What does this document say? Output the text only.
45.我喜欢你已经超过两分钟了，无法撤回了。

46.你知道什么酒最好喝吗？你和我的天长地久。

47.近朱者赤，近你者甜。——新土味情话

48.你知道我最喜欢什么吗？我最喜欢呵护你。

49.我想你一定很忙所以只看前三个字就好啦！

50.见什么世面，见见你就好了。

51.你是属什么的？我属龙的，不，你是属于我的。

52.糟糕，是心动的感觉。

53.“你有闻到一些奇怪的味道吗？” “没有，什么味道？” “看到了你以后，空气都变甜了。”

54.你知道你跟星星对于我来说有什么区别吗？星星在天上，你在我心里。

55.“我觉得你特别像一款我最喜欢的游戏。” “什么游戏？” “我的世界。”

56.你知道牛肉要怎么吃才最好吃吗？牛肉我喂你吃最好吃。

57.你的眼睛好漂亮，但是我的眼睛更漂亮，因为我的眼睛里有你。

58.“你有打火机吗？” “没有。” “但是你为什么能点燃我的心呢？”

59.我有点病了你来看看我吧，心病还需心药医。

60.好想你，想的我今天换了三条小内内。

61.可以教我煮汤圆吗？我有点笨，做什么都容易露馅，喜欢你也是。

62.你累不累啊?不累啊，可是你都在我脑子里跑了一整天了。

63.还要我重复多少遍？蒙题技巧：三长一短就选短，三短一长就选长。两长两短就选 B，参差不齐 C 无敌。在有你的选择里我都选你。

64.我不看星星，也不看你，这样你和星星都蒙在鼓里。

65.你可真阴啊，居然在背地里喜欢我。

※ ※ ※

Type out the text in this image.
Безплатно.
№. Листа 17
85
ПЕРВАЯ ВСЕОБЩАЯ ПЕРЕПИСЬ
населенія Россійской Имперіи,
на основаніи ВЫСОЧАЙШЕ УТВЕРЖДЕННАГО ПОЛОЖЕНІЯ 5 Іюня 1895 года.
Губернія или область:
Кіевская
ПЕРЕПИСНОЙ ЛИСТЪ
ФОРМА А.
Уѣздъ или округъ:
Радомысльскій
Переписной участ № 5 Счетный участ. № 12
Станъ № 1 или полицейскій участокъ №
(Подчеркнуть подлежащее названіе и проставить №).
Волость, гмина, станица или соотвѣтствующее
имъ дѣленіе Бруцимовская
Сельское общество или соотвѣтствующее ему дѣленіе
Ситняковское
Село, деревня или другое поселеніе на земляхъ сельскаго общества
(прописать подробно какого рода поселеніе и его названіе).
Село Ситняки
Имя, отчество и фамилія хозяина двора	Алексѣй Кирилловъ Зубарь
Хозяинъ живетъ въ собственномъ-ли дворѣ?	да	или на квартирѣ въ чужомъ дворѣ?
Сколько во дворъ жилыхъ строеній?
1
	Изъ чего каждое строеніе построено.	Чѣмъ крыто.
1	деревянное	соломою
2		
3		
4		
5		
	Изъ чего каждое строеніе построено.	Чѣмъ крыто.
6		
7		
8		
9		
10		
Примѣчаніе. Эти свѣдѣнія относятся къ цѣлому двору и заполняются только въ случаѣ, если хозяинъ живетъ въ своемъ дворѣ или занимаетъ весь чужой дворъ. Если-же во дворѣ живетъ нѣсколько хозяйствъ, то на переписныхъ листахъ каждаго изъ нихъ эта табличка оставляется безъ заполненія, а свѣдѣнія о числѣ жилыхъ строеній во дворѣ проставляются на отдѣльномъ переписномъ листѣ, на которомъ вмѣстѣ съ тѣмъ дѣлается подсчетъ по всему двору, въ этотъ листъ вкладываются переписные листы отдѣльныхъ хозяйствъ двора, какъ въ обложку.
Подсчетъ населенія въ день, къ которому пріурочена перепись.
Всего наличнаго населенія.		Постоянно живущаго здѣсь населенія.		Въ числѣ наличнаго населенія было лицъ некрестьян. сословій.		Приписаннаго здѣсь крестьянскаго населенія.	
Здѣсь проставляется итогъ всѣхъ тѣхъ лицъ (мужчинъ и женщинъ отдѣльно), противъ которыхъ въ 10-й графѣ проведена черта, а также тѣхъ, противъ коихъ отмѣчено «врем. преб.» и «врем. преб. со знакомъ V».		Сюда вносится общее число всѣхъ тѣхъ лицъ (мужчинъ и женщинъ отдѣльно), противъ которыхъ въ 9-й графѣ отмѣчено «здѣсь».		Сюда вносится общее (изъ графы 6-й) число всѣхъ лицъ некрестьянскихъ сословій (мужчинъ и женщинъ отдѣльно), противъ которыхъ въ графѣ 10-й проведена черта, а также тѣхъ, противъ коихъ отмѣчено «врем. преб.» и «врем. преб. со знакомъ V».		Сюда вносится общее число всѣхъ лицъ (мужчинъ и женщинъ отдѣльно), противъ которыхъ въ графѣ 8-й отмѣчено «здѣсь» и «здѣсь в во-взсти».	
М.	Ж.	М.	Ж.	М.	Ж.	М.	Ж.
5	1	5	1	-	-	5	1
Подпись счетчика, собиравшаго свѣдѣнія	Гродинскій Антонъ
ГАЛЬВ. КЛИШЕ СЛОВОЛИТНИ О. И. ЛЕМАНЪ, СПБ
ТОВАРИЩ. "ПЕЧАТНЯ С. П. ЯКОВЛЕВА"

※ ※ ※

» TASK STATEMENT:
Show the lines from the data above that contain the string "названіе".

» RESULT:
(Подчеркнуть подлежащее названіе и проставить №).
(прописать подробно какого рода поселеніе и его названіе).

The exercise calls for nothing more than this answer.